#### Dataset ####
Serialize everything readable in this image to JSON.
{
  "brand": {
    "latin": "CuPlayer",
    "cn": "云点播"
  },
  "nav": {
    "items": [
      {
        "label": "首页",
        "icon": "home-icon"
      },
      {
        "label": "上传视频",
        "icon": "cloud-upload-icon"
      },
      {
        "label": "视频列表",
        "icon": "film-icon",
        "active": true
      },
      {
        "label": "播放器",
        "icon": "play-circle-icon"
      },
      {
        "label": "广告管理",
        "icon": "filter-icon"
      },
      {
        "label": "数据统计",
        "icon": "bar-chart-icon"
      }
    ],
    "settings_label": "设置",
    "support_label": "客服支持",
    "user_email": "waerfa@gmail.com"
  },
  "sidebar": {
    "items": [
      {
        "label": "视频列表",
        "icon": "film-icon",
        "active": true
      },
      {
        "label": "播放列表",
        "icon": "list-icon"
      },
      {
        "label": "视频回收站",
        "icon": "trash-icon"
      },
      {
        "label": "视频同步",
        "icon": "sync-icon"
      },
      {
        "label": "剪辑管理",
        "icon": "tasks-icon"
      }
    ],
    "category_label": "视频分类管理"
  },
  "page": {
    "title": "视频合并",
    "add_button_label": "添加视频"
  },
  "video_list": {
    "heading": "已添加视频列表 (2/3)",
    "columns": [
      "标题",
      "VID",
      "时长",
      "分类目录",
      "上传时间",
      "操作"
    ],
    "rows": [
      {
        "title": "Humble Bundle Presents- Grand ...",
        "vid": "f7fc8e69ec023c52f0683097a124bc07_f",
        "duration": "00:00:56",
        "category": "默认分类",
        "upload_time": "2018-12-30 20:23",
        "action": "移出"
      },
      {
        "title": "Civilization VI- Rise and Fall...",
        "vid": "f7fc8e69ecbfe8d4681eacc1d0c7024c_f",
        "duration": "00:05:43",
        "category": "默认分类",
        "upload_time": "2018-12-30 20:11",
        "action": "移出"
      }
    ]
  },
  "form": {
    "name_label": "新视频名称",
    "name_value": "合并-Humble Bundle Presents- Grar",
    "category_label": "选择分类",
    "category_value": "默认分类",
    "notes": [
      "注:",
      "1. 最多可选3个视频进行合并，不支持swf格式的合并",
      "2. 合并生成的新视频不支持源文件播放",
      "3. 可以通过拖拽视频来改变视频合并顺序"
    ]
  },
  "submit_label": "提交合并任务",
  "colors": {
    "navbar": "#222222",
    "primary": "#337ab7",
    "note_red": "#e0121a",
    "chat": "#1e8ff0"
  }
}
####
What is asked: All of the material above needs to be retyped word for word.

Answer:
Serialize everything readable in this image to JSON.
{
  "brand": {
    "latin": "CuPlayer",
    "cn": "云点播"
  },
  "nav": {
    "items": [
      {
        "label": "首页",
        "icon": "home-icon"
      },
      {
        "label": "上传视频",
        "icon": "cloud-upload-icon"
      },
      {
        "label": "视频列表",
        "icon": "film-icon",
        "active": true
      },
      {
        "label": "播放器",
        "icon": "play-circle-icon"
      },
      {
        "label": "广告管理",
        "icon": "filter-icon"
      },
      {
        "label": "数据统计",
        "icon": "bar-chart-icon"
      }
    ],
    "settings_label": "设置",
    "support_label": "客服支持",
    "user_email": "waerfa@gmail.com"
  },
  "sidebar": {
    "items": [
      {
        "label": "视频列表",
        "icon": "film-icon",
        "active": true
      },
      {
        "label": "播放列表",
        "icon": "list-icon"
      },
      {
        "label": "视频回收站",
        "icon": "trash-icon"
      },
      {
        "label": "视频同步",
        "icon": "sync-icon"
      },
      {
        "label": "剪辑管理",
        "icon": "tasks-icon"
      }
    ],
    "category_label": "视频分类管理"
  },
  "page": {
    "title": "视频合并",
    "add_button_label": "添加视频"
  },
  "video_list": {
    "heading": "已添加视频列表 (2/3)",
    "columns": [
      "标题",
      "VID",
      "时长",
      "分类目录",
      "上传时间",
      "操作"
    ],
    "rows": [
      {
        "title": "Humble Bundle Presents- Grand ...",
        "vid": "f7fc8e69ec023c52f0683097a124bc07_f",
        "duration": "00:00:56",
        "category": "默认分类",
        "upload_time": "2018-12-30 20:23",
        "action": "移出"
      },
      {
        "title": "Civilization VI- Rise and Fall...",
        "vid": "f7fc8e69ecbfe8d4681eacc1d0c7024c_f",
        "duration": "00:05:43",
        "category": "默认分类",
        "upload_time": "2018-12-30 20:11",
        "action": "移出"
      }
    ]
  },
  "form": {
    "name_label": "新视频名称",
    "name_value": "合并-Humble Bundle Presents- Grar",
    "category_label": "选择分类",
    "category_value": "默认分类",
    "notes": [
      "注:",
      "1. 最多可选3个视频进行合并，不支持swf格式的合并",
      "2. 合并生成的新视频不支持源文件播放",
      "3. 可以通过拖拽视频来改变视频合并顺序"
    ]
  },
  "submit_label": "提交合并任务",
  "colors": {
    "navbar": "#222222",
    "primary": "#337ab7",
    "note_red": "#e0121a",
    "chat": "#1e8ff0"
  }
}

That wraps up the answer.